Extracto:
——————
Por segundo año consecutivo, los festejos por el título del Paris Saint-Germain en la Champions League terminaron en tragedia. Tras la victoria del sábado en Budapest ante el Arsenal, se registraron disturbios en varias ciudades de Francia que dejaron un saldo de un muerto, al menos ocho heridos graves y 890 detenidos, un 45 % más que en 2025.
Un análisis que va más allá del fútbol
Expertos en conflicto social y seguridad vinculan estos episodios con una crisis estructural más profunda: la exclusión de los jóvenes en las periferias urbanas y la creciente percepción de la fuerza policial como una amenaza, no como una protección. Esta fractura social, advierten, se ha intensificado en los últimos años y encuentra en eventos masivos como las celebraciones deportivas un detonante para la violencia.
——————
Información mostrada:
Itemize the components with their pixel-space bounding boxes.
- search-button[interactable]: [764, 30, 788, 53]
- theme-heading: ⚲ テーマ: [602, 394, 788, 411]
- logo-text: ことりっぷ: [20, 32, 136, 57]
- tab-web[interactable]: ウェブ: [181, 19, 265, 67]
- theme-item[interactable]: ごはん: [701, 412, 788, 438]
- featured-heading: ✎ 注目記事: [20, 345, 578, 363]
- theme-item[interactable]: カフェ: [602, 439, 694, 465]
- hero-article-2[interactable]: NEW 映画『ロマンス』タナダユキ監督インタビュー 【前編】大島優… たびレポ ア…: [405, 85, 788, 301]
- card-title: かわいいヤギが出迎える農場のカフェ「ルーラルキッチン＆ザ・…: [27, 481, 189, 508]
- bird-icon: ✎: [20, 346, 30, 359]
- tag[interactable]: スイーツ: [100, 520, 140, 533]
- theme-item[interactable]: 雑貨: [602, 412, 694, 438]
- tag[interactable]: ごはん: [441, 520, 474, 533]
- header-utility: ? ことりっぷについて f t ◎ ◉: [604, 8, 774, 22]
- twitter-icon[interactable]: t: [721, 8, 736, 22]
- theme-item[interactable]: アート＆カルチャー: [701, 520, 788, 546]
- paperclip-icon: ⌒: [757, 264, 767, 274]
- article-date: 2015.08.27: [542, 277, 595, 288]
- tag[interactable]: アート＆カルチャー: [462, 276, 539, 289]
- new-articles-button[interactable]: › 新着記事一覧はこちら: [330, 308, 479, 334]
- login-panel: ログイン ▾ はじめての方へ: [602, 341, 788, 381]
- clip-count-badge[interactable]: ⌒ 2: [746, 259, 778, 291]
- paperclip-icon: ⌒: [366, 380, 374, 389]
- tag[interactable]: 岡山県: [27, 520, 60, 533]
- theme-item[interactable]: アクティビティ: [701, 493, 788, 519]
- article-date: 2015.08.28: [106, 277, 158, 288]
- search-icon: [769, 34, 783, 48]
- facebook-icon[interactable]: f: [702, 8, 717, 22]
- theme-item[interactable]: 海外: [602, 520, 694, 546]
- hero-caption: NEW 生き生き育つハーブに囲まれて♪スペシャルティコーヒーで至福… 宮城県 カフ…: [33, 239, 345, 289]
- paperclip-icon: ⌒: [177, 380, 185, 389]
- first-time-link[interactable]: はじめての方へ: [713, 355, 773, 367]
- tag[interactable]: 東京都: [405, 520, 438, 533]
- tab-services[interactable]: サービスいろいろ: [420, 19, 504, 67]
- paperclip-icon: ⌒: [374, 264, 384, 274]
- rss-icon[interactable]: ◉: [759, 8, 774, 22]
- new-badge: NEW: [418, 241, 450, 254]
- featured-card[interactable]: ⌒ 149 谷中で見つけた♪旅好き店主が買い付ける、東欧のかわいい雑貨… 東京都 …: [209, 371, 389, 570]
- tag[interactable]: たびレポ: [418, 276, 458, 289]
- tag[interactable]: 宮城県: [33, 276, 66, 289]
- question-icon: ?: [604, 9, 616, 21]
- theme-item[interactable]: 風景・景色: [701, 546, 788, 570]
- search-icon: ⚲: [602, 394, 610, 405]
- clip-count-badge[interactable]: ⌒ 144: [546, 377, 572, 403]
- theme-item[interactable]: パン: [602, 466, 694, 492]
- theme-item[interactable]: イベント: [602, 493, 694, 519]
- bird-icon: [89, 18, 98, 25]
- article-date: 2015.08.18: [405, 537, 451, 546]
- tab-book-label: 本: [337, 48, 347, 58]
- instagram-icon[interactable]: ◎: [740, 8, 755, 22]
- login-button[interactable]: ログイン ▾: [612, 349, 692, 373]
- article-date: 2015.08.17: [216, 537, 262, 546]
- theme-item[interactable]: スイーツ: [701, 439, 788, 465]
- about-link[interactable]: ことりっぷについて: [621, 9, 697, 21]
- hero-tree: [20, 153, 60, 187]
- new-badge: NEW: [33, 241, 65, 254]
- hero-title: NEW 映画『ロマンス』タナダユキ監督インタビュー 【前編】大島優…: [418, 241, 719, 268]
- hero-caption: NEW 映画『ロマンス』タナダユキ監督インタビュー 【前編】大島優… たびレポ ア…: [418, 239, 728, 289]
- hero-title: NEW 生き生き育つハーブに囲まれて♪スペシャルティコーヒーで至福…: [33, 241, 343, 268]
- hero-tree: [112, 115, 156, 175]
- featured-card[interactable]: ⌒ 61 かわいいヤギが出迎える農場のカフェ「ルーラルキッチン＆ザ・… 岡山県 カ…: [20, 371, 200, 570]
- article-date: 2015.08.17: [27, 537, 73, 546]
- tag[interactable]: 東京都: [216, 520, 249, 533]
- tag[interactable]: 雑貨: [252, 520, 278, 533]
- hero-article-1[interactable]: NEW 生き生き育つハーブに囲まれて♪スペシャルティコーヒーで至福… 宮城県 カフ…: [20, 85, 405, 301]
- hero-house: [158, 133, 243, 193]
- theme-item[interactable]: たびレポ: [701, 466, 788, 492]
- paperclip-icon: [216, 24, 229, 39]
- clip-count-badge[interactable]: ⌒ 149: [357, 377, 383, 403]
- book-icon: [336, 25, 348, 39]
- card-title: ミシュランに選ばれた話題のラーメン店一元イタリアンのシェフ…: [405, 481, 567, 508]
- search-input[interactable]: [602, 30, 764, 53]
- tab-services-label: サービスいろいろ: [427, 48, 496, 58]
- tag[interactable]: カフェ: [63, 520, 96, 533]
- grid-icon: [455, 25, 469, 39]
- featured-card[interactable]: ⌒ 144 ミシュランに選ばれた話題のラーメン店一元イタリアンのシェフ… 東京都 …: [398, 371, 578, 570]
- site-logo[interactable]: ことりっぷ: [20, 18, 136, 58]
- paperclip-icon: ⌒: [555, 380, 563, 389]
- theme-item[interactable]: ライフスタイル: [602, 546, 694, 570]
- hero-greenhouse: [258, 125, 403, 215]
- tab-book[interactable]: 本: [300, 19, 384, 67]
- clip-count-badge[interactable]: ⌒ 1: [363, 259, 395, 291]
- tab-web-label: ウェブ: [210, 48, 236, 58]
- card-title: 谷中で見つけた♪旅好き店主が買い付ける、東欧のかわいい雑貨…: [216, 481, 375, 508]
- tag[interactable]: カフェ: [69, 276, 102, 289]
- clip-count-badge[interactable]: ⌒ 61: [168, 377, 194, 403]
——————
Ejercicio 1:
Responda las siguientes preguntas a partir del extracto sobre los festejos del PSG:
(a) ¿En qué ciudad obtuvo el Paris Saint-Germain la victoria del sábado ante el Arsenal?
(b) ¿Cuántas personas fueron detenidas durante los disturbios?
(c) Según los expertos, ¿qué se percibe cada vez más como una amenaza y no como una protección?
Ejercicio 2:
Reescriba el pasaje del extracto sobre los festejos del PSG que comienza con "Un análisis que" y continúa hasta "para la violencia.", cambiando "jóvenes" por "adolescentes".
Ejercicio 3:
Prolongue el extracto sobre los festejos del PSG a partir de su última oración.

Respuesta 1:
(a) En Budapest.
(b) 890 personas.
(c) La fuerza policial.

Respuesta 2:
Un análisis que va más allá del fútbol
Expertos en conflicto social y seguridad vinculan estos episodios con una crisis estructural más profunda: la exclusión de los adolescentes en las periferias urbanas y la creciente percepción de la fuerza policial como una amenaza, no como una protección. Esta fractura social, advierten, se ha intensificado en los últimos años y encuentra en eventos masivos como las celebraciones deportivas un detonante para la violencia.

Respuesta 3:
La percepción de la seguridad policial como amenaza y no como protección es una de las causas que profundizan la fractura social en Francia.
Las autoridades francesas han desplegado un operativo de contención sin precedentes, pero los analistas coinciden en que la solución de fondo requiere políticas de inclusión y reconstrucción de la confianza institucional en los barrios más vulnerables. Mientras tanto, la celebración del título del PSG queda una vez más empañada por la violencia y la represión.